▶ [Work to do]
Find how many lines hold the word "casilla" and give that number only.

(Records excerpted from a collection)
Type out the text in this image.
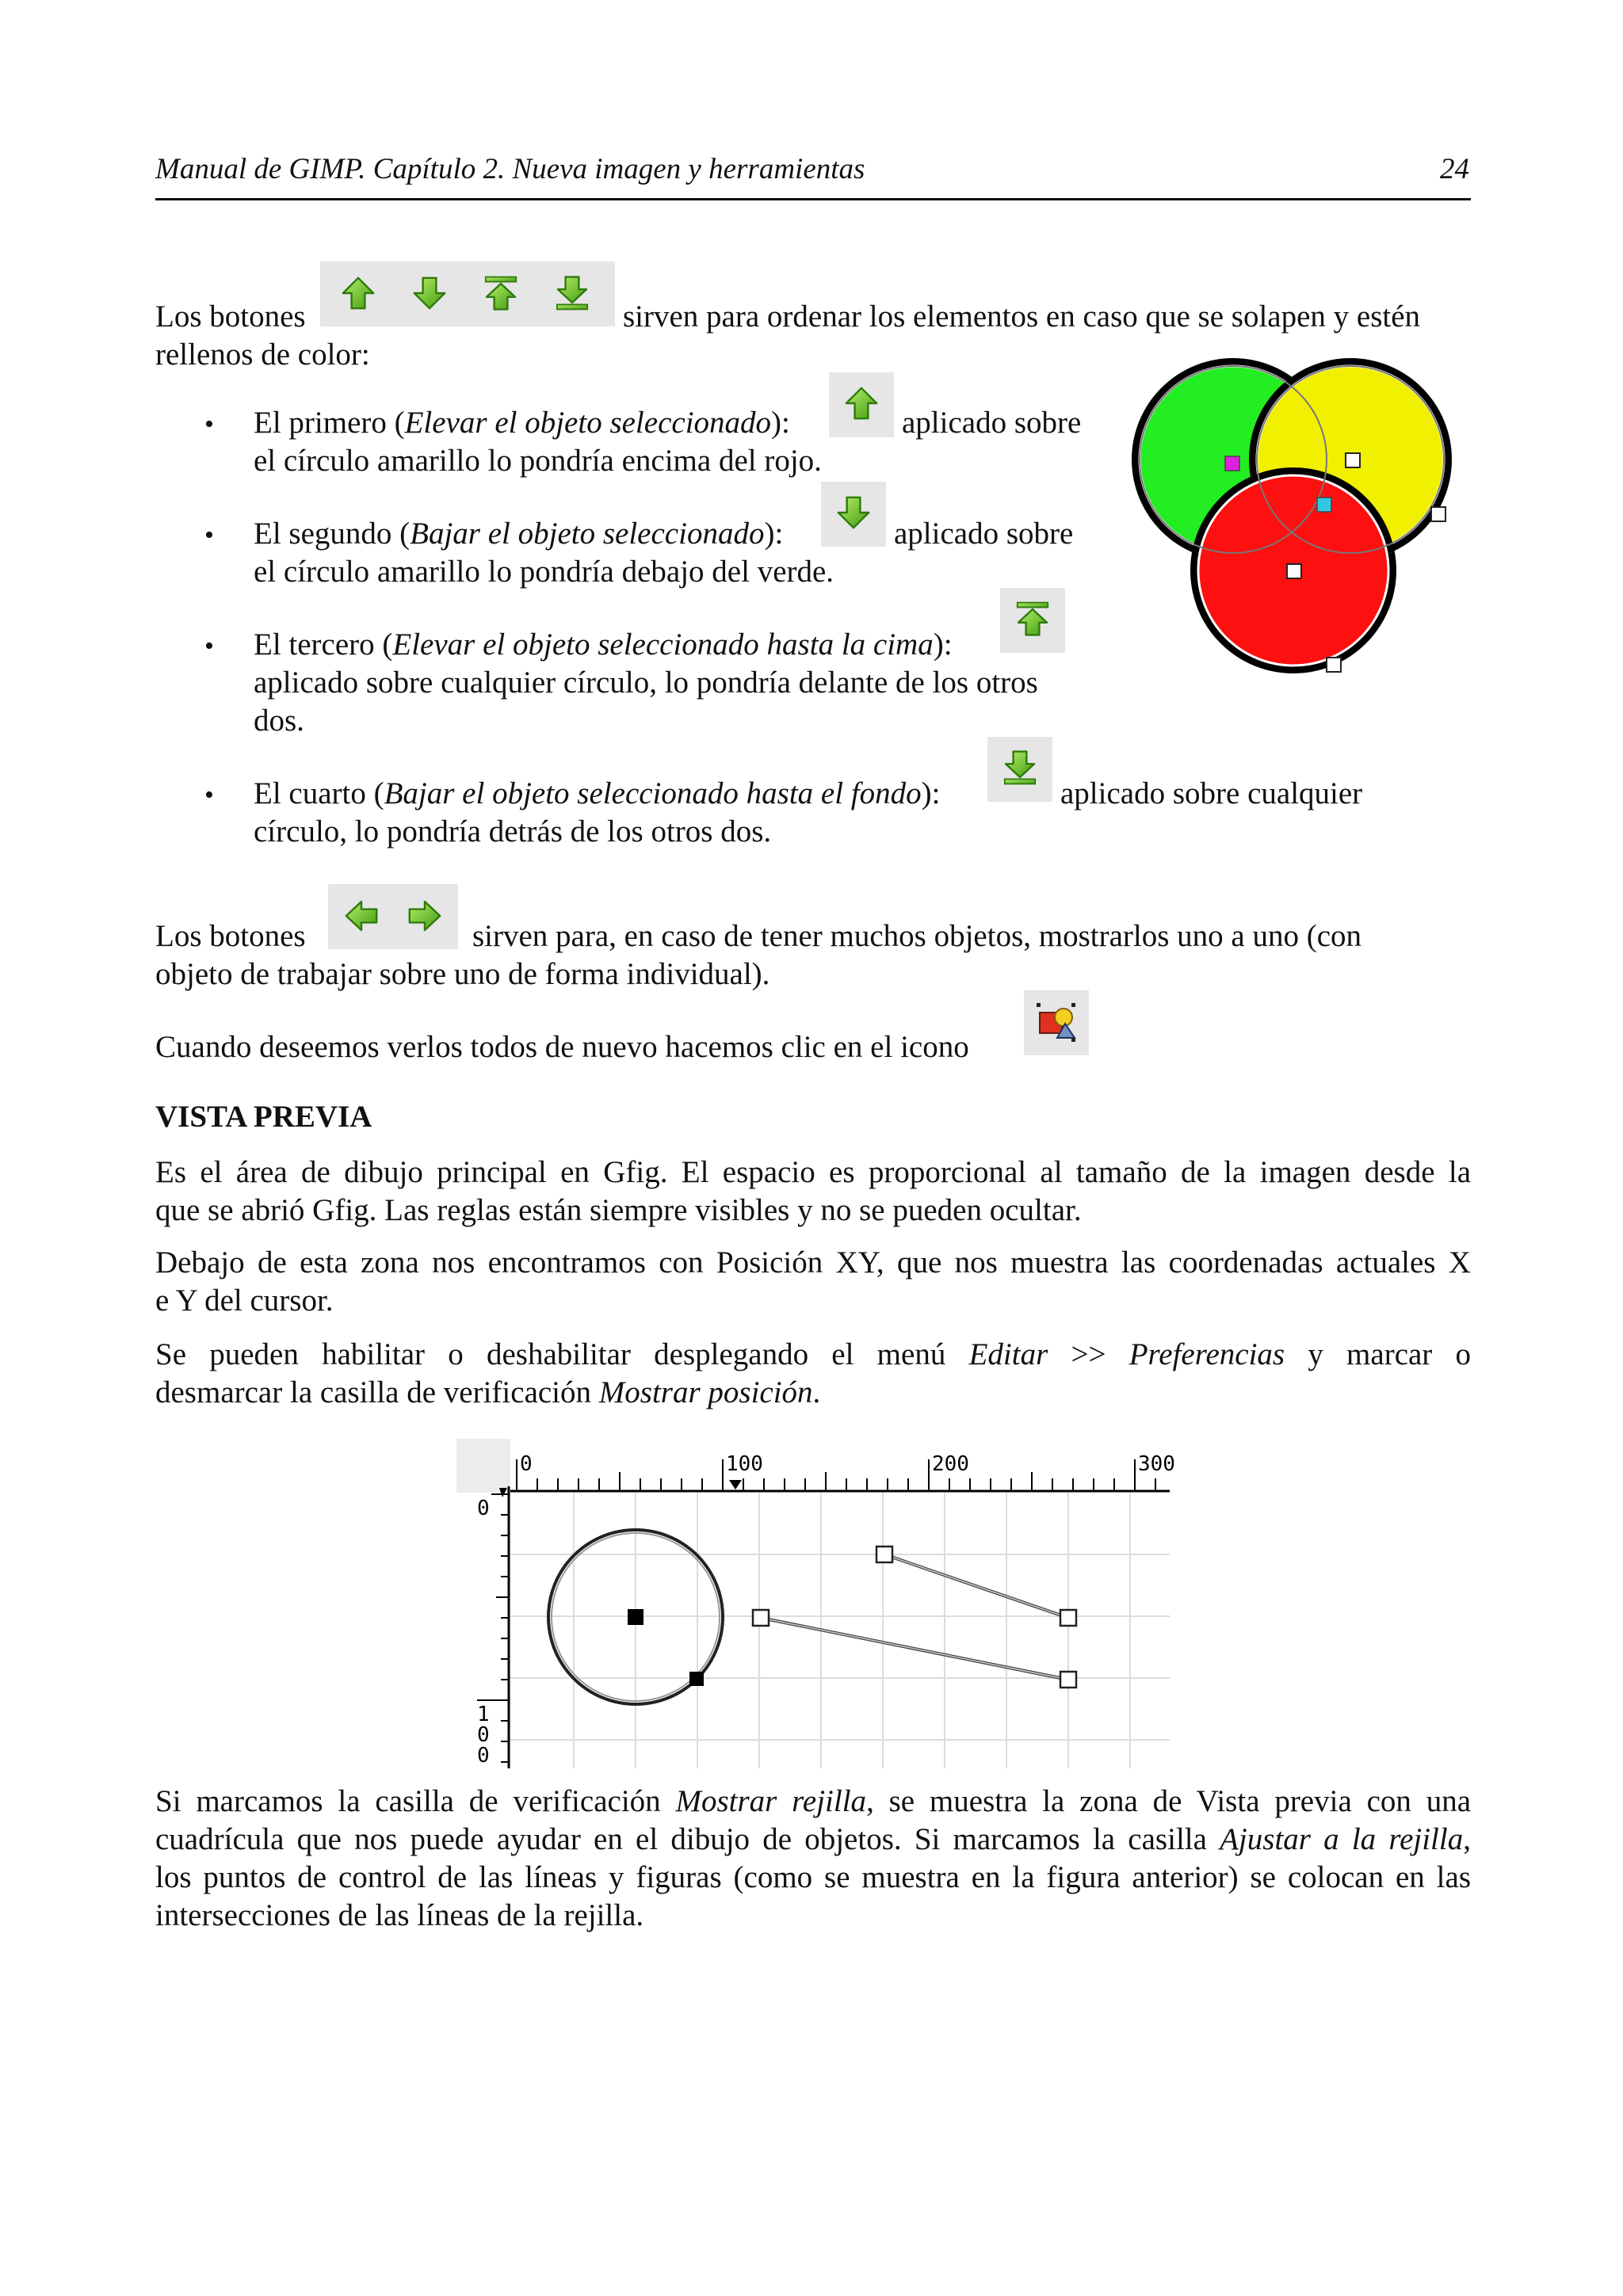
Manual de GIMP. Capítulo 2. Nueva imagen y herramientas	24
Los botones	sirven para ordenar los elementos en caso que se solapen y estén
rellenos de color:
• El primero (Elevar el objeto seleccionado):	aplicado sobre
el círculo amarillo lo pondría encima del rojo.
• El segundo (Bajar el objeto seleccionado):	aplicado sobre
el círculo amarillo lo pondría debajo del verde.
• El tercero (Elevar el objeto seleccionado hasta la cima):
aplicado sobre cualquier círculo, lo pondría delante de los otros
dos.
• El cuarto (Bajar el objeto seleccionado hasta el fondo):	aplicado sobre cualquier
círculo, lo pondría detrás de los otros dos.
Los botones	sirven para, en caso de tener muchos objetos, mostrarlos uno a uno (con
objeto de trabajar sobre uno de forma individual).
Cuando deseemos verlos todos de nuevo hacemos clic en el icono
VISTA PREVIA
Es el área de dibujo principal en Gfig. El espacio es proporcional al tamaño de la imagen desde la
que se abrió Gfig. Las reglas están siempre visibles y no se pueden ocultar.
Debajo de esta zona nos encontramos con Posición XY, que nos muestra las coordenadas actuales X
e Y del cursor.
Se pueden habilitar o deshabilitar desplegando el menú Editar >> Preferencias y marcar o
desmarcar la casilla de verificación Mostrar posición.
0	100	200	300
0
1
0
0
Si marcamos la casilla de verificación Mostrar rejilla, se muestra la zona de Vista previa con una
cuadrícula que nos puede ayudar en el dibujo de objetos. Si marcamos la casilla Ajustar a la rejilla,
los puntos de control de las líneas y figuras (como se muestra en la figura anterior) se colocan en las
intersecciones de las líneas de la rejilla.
==
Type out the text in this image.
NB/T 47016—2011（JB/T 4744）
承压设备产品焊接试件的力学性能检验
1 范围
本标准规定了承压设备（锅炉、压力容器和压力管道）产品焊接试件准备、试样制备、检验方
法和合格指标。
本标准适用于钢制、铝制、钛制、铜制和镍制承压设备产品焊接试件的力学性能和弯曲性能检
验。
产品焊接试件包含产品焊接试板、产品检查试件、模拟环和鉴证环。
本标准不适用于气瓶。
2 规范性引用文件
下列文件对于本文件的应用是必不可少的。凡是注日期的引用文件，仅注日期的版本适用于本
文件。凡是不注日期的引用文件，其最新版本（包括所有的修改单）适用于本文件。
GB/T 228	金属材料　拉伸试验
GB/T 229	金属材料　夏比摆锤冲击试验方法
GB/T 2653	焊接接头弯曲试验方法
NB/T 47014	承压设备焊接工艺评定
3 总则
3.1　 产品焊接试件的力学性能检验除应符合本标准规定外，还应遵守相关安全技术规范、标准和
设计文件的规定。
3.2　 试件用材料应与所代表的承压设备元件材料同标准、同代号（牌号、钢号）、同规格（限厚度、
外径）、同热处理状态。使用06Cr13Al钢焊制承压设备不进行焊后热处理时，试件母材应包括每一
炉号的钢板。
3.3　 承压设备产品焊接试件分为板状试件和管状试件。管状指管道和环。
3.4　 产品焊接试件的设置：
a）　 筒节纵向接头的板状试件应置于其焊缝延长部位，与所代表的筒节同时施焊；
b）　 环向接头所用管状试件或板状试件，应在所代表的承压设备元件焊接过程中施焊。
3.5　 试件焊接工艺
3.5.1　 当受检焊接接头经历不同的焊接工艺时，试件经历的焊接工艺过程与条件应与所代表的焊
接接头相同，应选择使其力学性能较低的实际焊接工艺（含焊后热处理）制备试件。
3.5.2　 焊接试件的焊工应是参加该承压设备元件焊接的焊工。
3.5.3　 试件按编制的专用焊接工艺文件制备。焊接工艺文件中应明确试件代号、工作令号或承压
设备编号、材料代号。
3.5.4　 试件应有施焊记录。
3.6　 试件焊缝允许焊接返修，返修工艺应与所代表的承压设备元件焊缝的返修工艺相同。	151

▶ [Result of this task]
3